**Written problem:**
Find each line that has the string "Kupongkoder" and give the total, with nothing else.

**Record excerpts:**

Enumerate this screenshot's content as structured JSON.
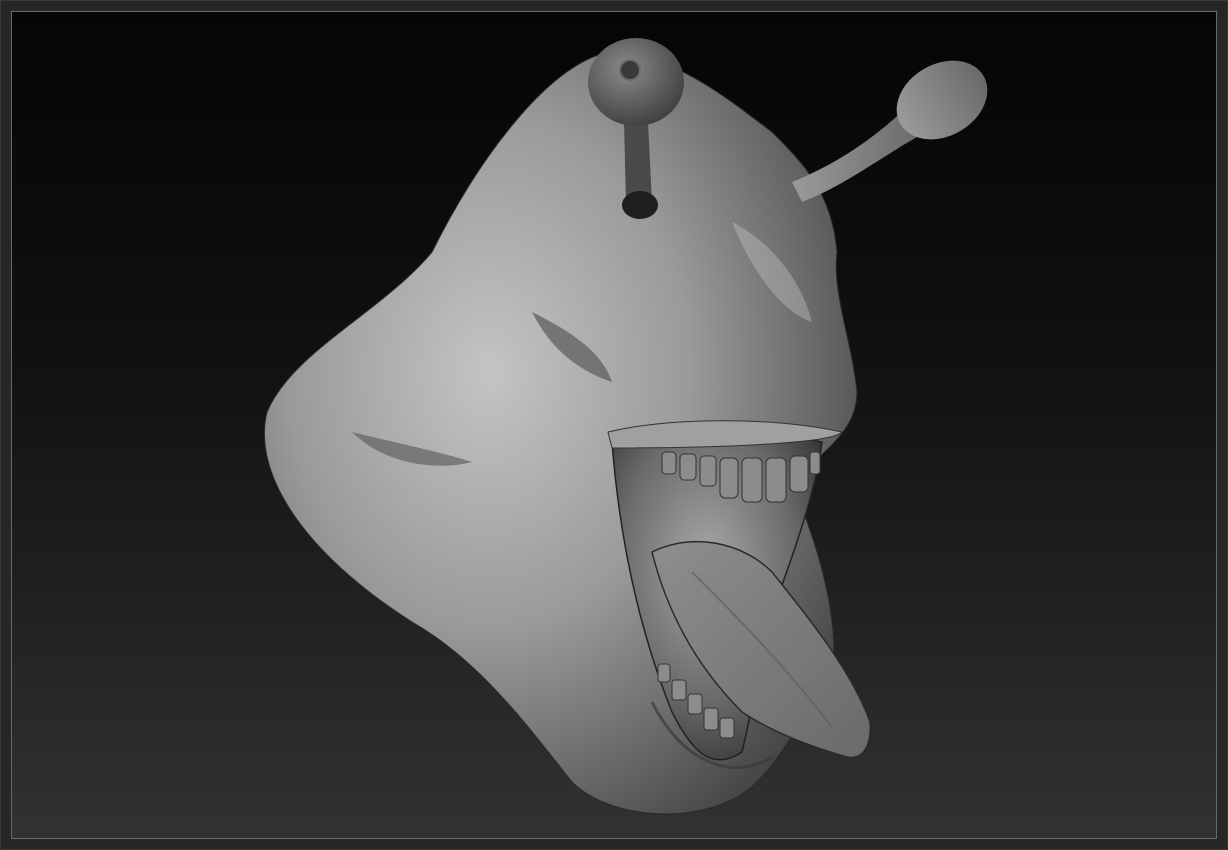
{
  "viewport": {
    "content": "sculpt-render",
    "background_top": "#050505",
    "background_bottom": "#323232",
    "border_color": "#6a6a6a"
  },
  "colors": {
    "clay_light": "#b8b8b8",
    "clay_mid": "#8a8a8a",
    "clay_dark": "#3c3c3c",
    "eyeball": "#5a5a5a"
  }
}
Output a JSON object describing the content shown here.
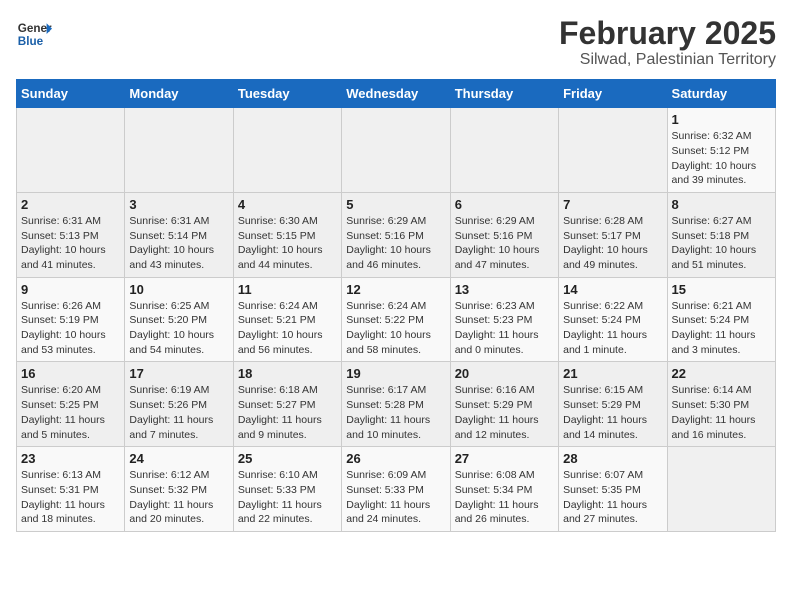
{
  "header": {
    "logo_line1": "General",
    "logo_line2": "Blue",
    "title": "February 2025",
    "subtitle": "Silwad, Palestinian Territory"
  },
  "weekdays": [
    "Sunday",
    "Monday",
    "Tuesday",
    "Wednesday",
    "Thursday",
    "Friday",
    "Saturday"
  ],
  "weeks": [
    [
      {
        "day": "",
        "info": ""
      },
      {
        "day": "",
        "info": ""
      },
      {
        "day": "",
        "info": ""
      },
      {
        "day": "",
        "info": ""
      },
      {
        "day": "",
        "info": ""
      },
      {
        "day": "",
        "info": ""
      },
      {
        "day": "1",
        "info": "Sunrise: 6:32 AM\nSunset: 5:12 PM\nDaylight: 10 hours and 39 minutes."
      }
    ],
    [
      {
        "day": "2",
        "info": "Sunrise: 6:31 AM\nSunset: 5:13 PM\nDaylight: 10 hours and 41 minutes."
      },
      {
        "day": "3",
        "info": "Sunrise: 6:31 AM\nSunset: 5:14 PM\nDaylight: 10 hours and 43 minutes."
      },
      {
        "day": "4",
        "info": "Sunrise: 6:30 AM\nSunset: 5:15 PM\nDaylight: 10 hours and 44 minutes."
      },
      {
        "day": "5",
        "info": "Sunrise: 6:29 AM\nSunset: 5:16 PM\nDaylight: 10 hours and 46 minutes."
      },
      {
        "day": "6",
        "info": "Sunrise: 6:29 AM\nSunset: 5:16 PM\nDaylight: 10 hours and 47 minutes."
      },
      {
        "day": "7",
        "info": "Sunrise: 6:28 AM\nSunset: 5:17 PM\nDaylight: 10 hours and 49 minutes."
      },
      {
        "day": "8",
        "info": "Sunrise: 6:27 AM\nSunset: 5:18 PM\nDaylight: 10 hours and 51 minutes."
      }
    ],
    [
      {
        "day": "9",
        "info": "Sunrise: 6:26 AM\nSunset: 5:19 PM\nDaylight: 10 hours and 53 minutes."
      },
      {
        "day": "10",
        "info": "Sunrise: 6:25 AM\nSunset: 5:20 PM\nDaylight: 10 hours and 54 minutes."
      },
      {
        "day": "11",
        "info": "Sunrise: 6:24 AM\nSunset: 5:21 PM\nDaylight: 10 hours and 56 minutes."
      },
      {
        "day": "12",
        "info": "Sunrise: 6:24 AM\nSunset: 5:22 PM\nDaylight: 10 hours and 58 minutes."
      },
      {
        "day": "13",
        "info": "Sunrise: 6:23 AM\nSunset: 5:23 PM\nDaylight: 11 hours and 0 minutes."
      },
      {
        "day": "14",
        "info": "Sunrise: 6:22 AM\nSunset: 5:24 PM\nDaylight: 11 hours and 1 minute."
      },
      {
        "day": "15",
        "info": "Sunrise: 6:21 AM\nSunset: 5:24 PM\nDaylight: 11 hours and 3 minutes."
      }
    ],
    [
      {
        "day": "16",
        "info": "Sunrise: 6:20 AM\nSunset: 5:25 PM\nDaylight: 11 hours and 5 minutes."
      },
      {
        "day": "17",
        "info": "Sunrise: 6:19 AM\nSunset: 5:26 PM\nDaylight: 11 hours and 7 minutes."
      },
      {
        "day": "18",
        "info": "Sunrise: 6:18 AM\nSunset: 5:27 PM\nDaylight: 11 hours and 9 minutes."
      },
      {
        "day": "19",
        "info": "Sunrise: 6:17 AM\nSunset: 5:28 PM\nDaylight: 11 hours and 10 minutes."
      },
      {
        "day": "20",
        "info": "Sunrise: 6:16 AM\nSunset: 5:29 PM\nDaylight: 11 hours and 12 minutes."
      },
      {
        "day": "21",
        "info": "Sunrise: 6:15 AM\nSunset: 5:29 PM\nDaylight: 11 hours and 14 minutes."
      },
      {
        "day": "22",
        "info": "Sunrise: 6:14 AM\nSunset: 5:30 PM\nDaylight: 11 hours and 16 minutes."
      }
    ],
    [
      {
        "day": "23",
        "info": "Sunrise: 6:13 AM\nSunset: 5:31 PM\nDaylight: 11 hours and 18 minutes."
      },
      {
        "day": "24",
        "info": "Sunrise: 6:12 AM\nSunset: 5:32 PM\nDaylight: 11 hours and 20 minutes."
      },
      {
        "day": "25",
        "info": "Sunrise: 6:10 AM\nSunset: 5:33 PM\nDaylight: 11 hours and 22 minutes."
      },
      {
        "day": "26",
        "info": "Sunrise: 6:09 AM\nSunset: 5:33 PM\nDaylight: 11 hours and 24 minutes."
      },
      {
        "day": "27",
        "info": "Sunrise: 6:08 AM\nSunset: 5:34 PM\nDaylight: 11 hours and 26 minutes."
      },
      {
        "day": "28",
        "info": "Sunrise: 6:07 AM\nSunset: 5:35 PM\nDaylight: 11 hours and 27 minutes."
      },
      {
        "day": "",
        "info": ""
      }
    ]
  ]
}
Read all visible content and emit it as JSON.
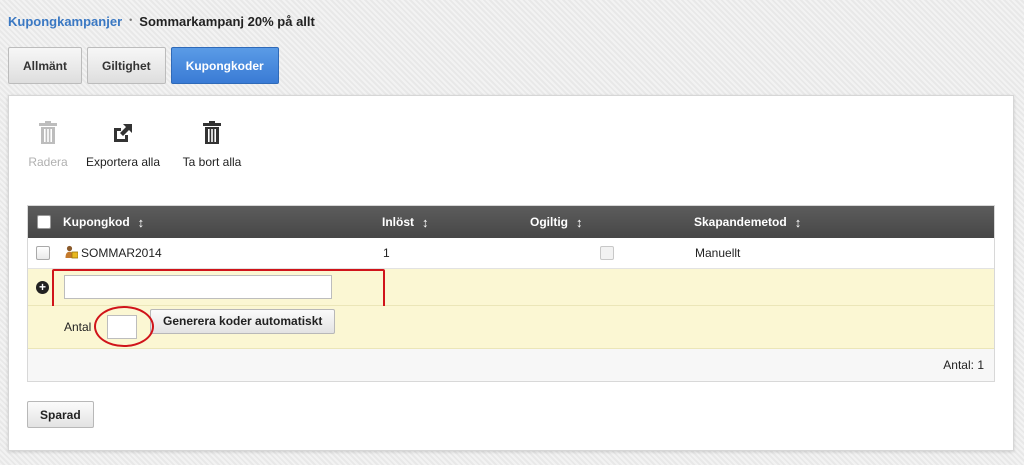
{
  "breadcrumb": {
    "parent": "Kupongkampanjer",
    "separator": "•",
    "current": "Sommarkampanj 20% på allt"
  },
  "tabs": {
    "general": "Allmänt",
    "validity": "Giltighet",
    "codes": "Kupongkoder",
    "active": "Kupongkoder"
  },
  "toolbar": {
    "delete": "Radera",
    "export_all": "Exportera alla",
    "remove_all": "Ta bort alla"
  },
  "grid": {
    "columns": {
      "code": "Kupongkod",
      "redeemed": "Inlöst",
      "invalid": "Ogiltig",
      "method": "Skapandemetod"
    },
    "rows": [
      {
        "code": "SOMMAR2014",
        "redeemed": "1",
        "invalid": false,
        "method": "Manuellt"
      }
    ],
    "new_code": {
      "value": "",
      "placeholder": ""
    },
    "generate": {
      "quantity_label": "Antal",
      "quantity_value": "",
      "button": "Generera koder automatiskt"
    },
    "total": "Antal: 1"
  },
  "save_button": "Sparad",
  "colors": {
    "link": "#3a78c3",
    "active_tab": "#3a7bd5",
    "grid_header": "#4f4f4f",
    "highlight_row": "#fbf7d3",
    "annotation": "#d0141a"
  },
  "icons": {
    "delete": "trash-icon",
    "export": "export-icon",
    "remove_all": "trash-icon",
    "sort": "sort-icon",
    "add": "plus-circle-icon",
    "coupon": "coupon-user-icon"
  }
}
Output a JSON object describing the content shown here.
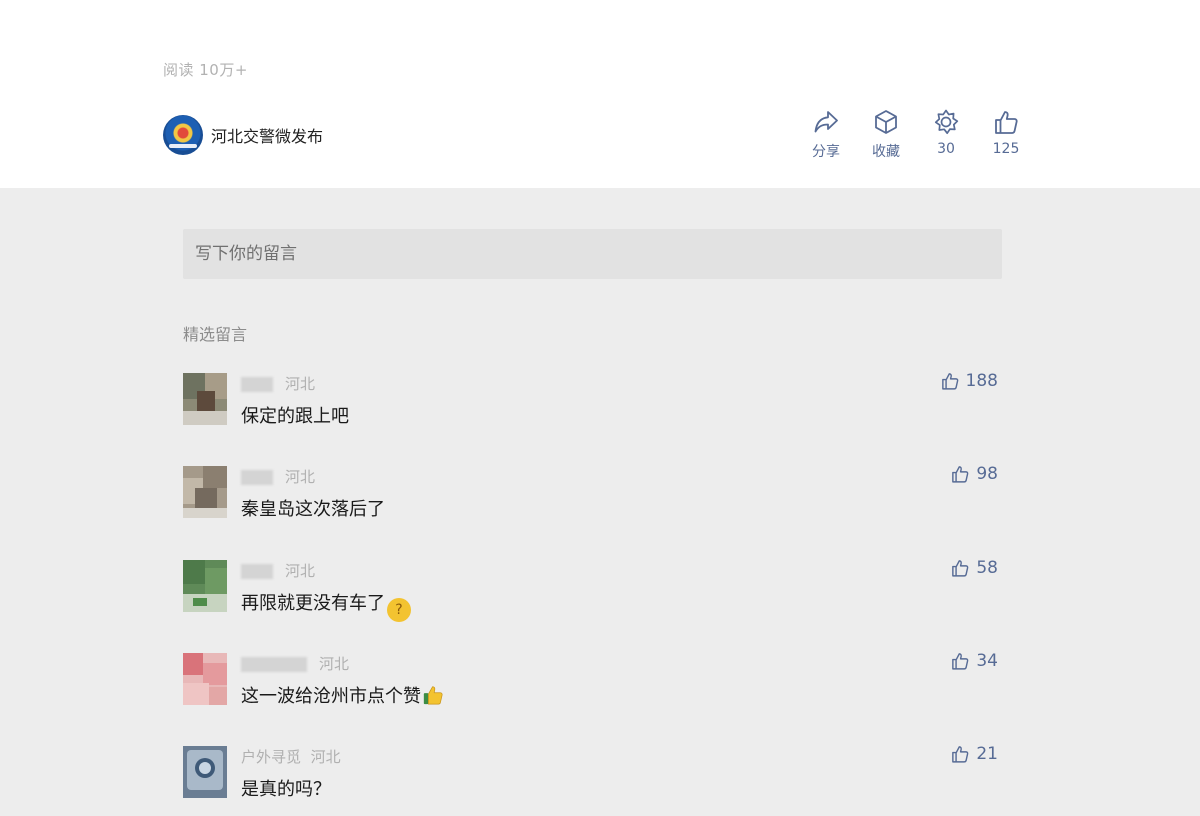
{
  "article": {
    "read_count": "阅读 10万+",
    "account_name": "河北交警微发布",
    "actions": [
      {
        "label": "分享",
        "icon": "share-icon"
      },
      {
        "label": "收藏",
        "icon": "favorite-icon"
      },
      {
        "label": "30",
        "icon": "wow-icon"
      },
      {
        "label": "125",
        "icon": "like-icon"
      }
    ]
  },
  "comment_input": {
    "placeholder": "写下你的留言"
  },
  "comments_section": {
    "title": "精选留言",
    "items": [
      {
        "location": "河北",
        "text": "保定的跟上吧",
        "likes": "188"
      },
      {
        "location": "河北",
        "text": "秦皇岛这次落后了",
        "likes": "98"
      },
      {
        "location": "河北",
        "text": "再限就更没有车了",
        "likes": "58",
        "emoji": "thinking-face"
      },
      {
        "location": "河北",
        "text": "这一波给沧州市点个赞",
        "likes": "34",
        "emoji": "thumbs-up"
      },
      {
        "nickname": "户外寻觅",
        "location": "河北",
        "text": "是真的吗？",
        "likes": "21"
      }
    ]
  },
  "colors": {
    "accent": "#576b95",
    "page_bg": "#ededed",
    "top_bg": "#ffffff",
    "input_bg": "#e2e2e2"
  }
}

**Correct response:**
2